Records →
#####
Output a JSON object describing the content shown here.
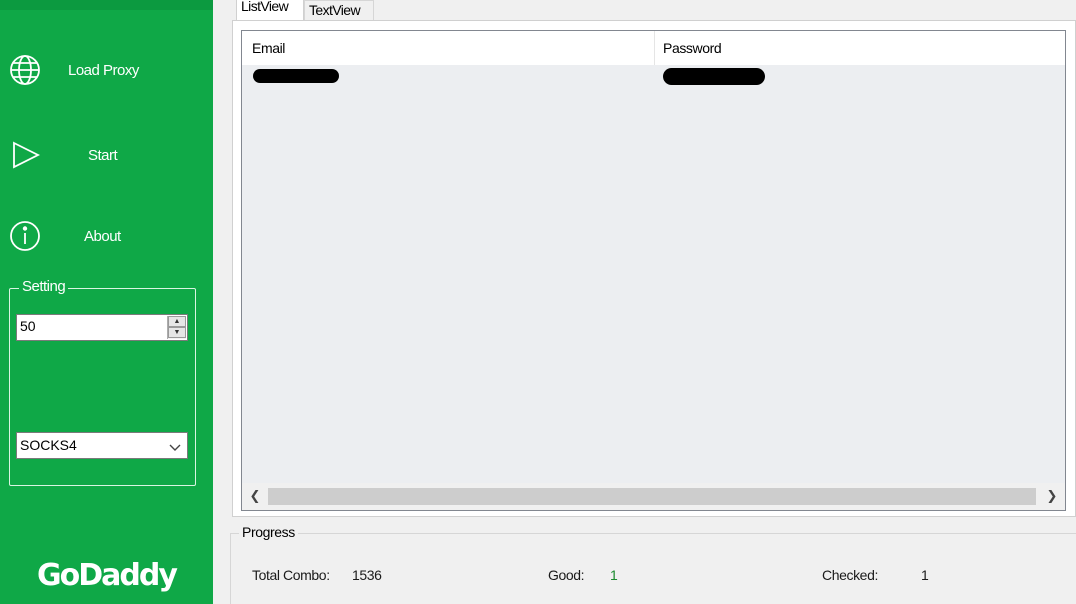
{
  "sidebar": {
    "background": "#0fa847",
    "nav": {
      "load_proxy": {
        "label": "Load Proxy",
        "icon": "globe-icon"
      },
      "start": {
        "label": "Start",
        "icon": "play-icon"
      },
      "about": {
        "label": "About",
        "icon": "info-icon"
      }
    },
    "setting": {
      "legend": "Setting",
      "threads_value": "50",
      "proxy_type": "SOCKS4"
    },
    "logo_text": "GoDaddy"
  },
  "tabs": [
    {
      "label": "ListView",
      "active": true
    },
    {
      "label": "TextView",
      "active": false
    }
  ],
  "listview": {
    "columns": [
      "Email",
      "Password"
    ],
    "rows": [
      {
        "email": "[redacted]",
        "password": "[redacted]"
      }
    ]
  },
  "progress": {
    "legend": "Progress",
    "total_combo_label": "Total Combo:",
    "total_combo_value": "1536",
    "good_label": "Good:",
    "good_value": "1",
    "good_color": "#1a8a2e",
    "checked_label": "Checked:",
    "checked_value": "1"
  }
}
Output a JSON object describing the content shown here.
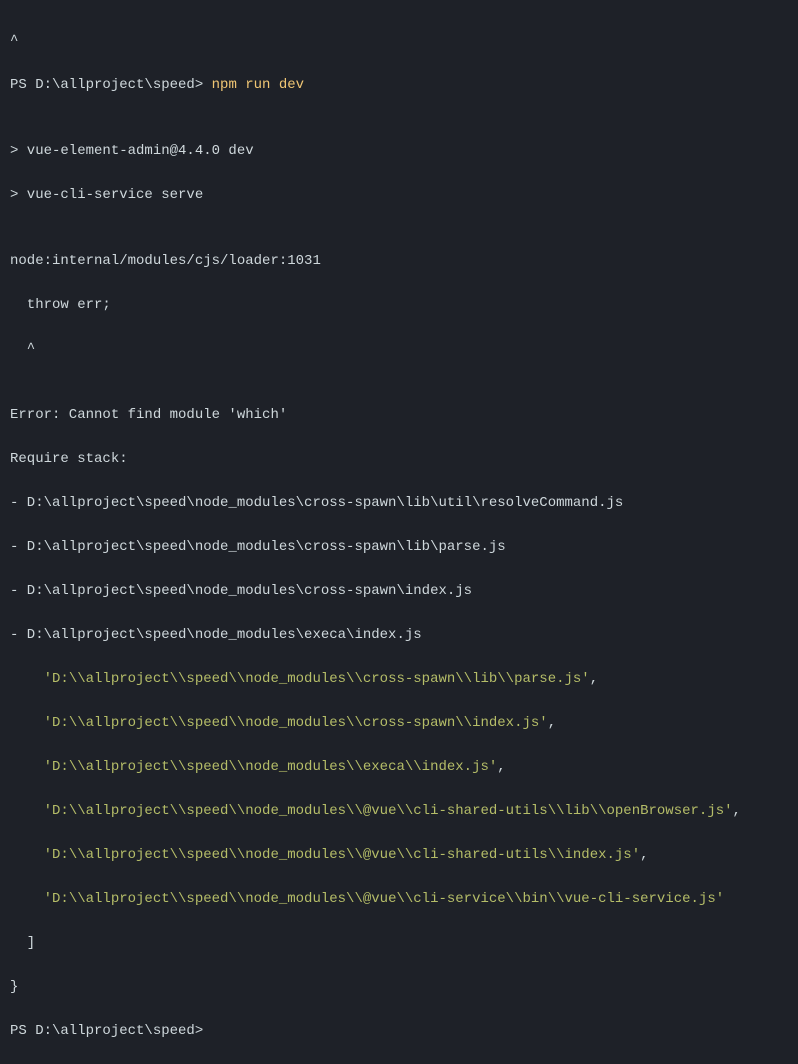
#####
BRIEF →
Quote the records in full and exactly; skip any image.

REPLY →
Output a JSON object describing the content shown here.
{
  "sidebar": {
    "background": "#0fa847",
    "nav": {
      "load_proxy": {
        "label": "Load Proxy",
        "icon": "globe-icon"
      },
      "start": {
        "label": "Start",
        "icon": "play-icon"
      },
      "about": {
        "label": "About",
        "icon": "info-icon"
      }
    },
    "setting": {
      "legend": "Setting",
      "threads_value": "50",
      "proxy_type": "SOCKS4"
    },
    "logo_text": "GoDaddy"
  },
  "tabs": [
    {
      "label": "ListView",
      "active": true
    },
    {
      "label": "TextView",
      "active": false
    }
  ],
  "listview": {
    "columns": [
      "Email",
      "Password"
    ],
    "rows": [
      {
        "email": "[redacted]",
        "password": "[redacted]"
      }
    ]
  },
  "progress": {
    "legend": "Progress",
    "total_combo_label": "Total Combo:",
    "total_combo_value": "1536",
    "good_label": "Good:",
    "good_value": "1",
    "good_color": "#1a8a2e",
    "checked_label": "Checked:",
    "checked_value": "1"
  }
}
Output a JSON object describing the content shown here.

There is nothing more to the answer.